THE REQUEST -
Locate the word "attributes" in the entries below, then gather every line that holds it.

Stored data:
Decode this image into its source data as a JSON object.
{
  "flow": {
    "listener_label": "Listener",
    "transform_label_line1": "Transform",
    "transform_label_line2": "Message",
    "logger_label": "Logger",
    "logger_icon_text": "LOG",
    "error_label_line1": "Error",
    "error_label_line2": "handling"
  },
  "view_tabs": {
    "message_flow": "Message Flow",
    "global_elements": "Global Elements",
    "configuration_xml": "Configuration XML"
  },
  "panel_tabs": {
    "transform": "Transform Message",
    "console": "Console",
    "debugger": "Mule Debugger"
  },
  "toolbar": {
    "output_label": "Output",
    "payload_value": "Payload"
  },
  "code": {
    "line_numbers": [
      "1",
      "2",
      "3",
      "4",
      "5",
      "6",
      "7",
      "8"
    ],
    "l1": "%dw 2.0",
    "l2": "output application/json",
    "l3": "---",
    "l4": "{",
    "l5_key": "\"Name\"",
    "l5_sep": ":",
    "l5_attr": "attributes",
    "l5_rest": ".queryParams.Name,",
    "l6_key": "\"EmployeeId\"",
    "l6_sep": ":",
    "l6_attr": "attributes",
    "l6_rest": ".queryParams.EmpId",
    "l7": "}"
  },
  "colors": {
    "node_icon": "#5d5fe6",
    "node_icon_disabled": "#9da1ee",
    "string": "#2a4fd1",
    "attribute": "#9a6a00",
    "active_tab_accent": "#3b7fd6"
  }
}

---

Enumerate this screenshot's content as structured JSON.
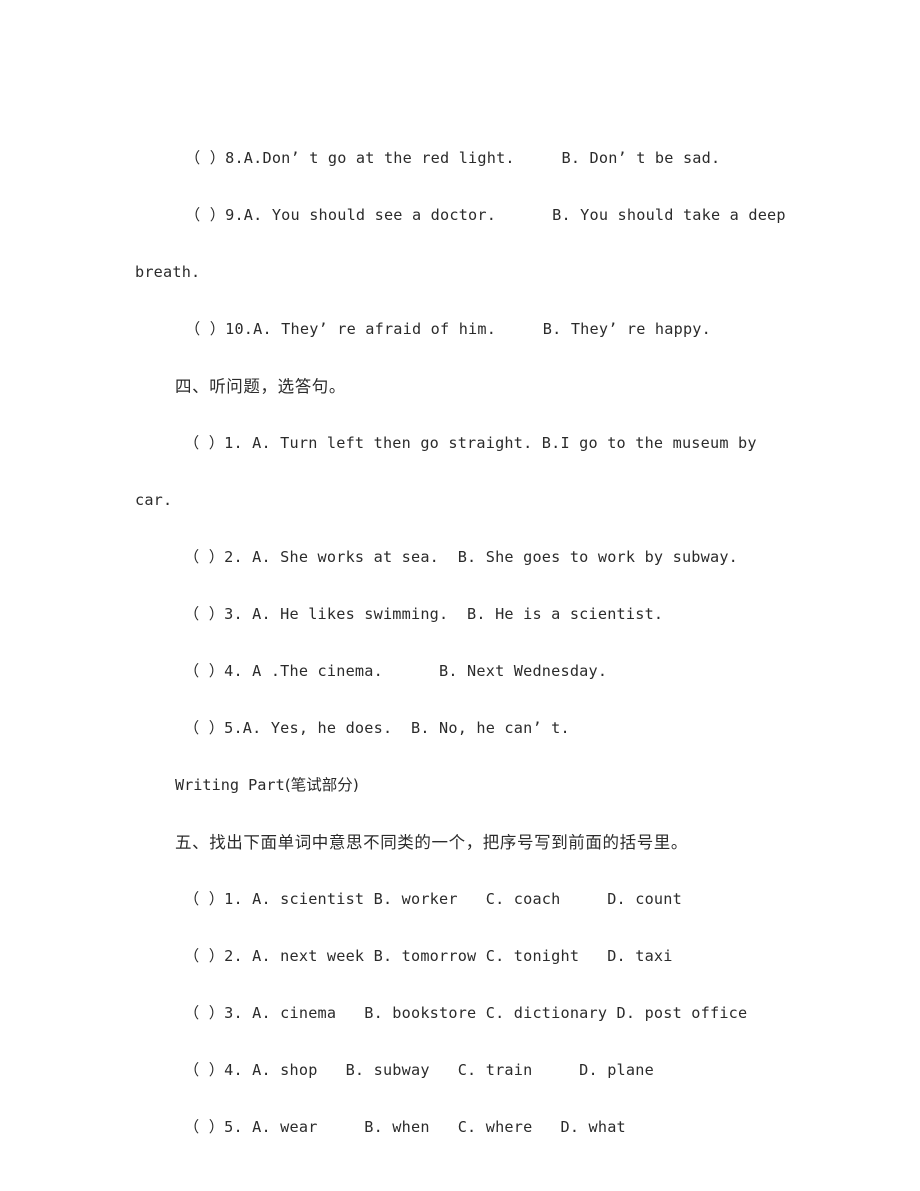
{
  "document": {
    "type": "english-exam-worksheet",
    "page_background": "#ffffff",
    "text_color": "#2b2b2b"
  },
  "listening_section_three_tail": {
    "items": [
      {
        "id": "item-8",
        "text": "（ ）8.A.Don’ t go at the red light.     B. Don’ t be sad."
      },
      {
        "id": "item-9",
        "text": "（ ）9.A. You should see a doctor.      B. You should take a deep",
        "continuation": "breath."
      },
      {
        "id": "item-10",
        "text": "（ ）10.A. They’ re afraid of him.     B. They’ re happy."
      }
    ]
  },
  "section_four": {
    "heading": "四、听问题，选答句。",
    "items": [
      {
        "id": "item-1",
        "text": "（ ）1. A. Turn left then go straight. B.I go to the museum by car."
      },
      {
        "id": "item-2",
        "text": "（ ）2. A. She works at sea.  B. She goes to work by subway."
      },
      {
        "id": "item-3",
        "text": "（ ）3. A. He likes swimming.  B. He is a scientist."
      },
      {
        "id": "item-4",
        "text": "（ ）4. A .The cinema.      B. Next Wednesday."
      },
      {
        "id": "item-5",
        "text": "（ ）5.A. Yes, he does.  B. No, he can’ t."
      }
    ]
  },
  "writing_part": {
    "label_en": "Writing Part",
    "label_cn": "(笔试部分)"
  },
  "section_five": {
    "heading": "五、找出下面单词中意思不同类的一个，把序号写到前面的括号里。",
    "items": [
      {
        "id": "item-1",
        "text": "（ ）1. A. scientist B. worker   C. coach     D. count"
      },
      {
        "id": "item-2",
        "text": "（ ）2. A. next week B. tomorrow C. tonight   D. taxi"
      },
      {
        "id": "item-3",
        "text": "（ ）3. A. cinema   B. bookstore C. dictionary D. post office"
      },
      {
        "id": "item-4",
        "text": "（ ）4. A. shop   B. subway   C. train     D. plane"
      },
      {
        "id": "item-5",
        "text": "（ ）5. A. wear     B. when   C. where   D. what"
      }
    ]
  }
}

SOLUTION TO THIS EXERCISE -
    "l5_attr": "attributes",
    "l6_attr": "attributes",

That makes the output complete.